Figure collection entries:
* * *

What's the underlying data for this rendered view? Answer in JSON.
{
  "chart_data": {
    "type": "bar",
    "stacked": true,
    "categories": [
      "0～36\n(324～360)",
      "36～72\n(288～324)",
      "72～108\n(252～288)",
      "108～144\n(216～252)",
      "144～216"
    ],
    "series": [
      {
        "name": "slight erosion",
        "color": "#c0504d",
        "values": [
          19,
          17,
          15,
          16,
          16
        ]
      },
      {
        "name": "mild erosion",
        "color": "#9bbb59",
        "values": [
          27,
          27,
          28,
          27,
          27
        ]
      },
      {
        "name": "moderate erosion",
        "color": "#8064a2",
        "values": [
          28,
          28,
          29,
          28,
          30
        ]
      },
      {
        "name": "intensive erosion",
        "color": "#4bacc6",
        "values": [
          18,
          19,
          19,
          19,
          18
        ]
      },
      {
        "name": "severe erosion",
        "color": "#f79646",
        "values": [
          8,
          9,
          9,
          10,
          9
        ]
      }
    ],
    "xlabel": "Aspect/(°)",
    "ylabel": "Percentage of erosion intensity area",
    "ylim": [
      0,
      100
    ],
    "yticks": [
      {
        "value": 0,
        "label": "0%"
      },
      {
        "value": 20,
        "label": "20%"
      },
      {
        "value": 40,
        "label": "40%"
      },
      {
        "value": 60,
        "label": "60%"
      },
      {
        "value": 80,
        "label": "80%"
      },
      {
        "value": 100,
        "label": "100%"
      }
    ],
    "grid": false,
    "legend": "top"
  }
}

* * *

Given instruction -> Which lines hold the word "color"? Return all of them from the records above.

Complete response ->
        "color": "#c0504d",
        "color": "#9bbb59",
        "color": "#8064a2",
        "color": "#4bacc6",
        "color": "#f79646",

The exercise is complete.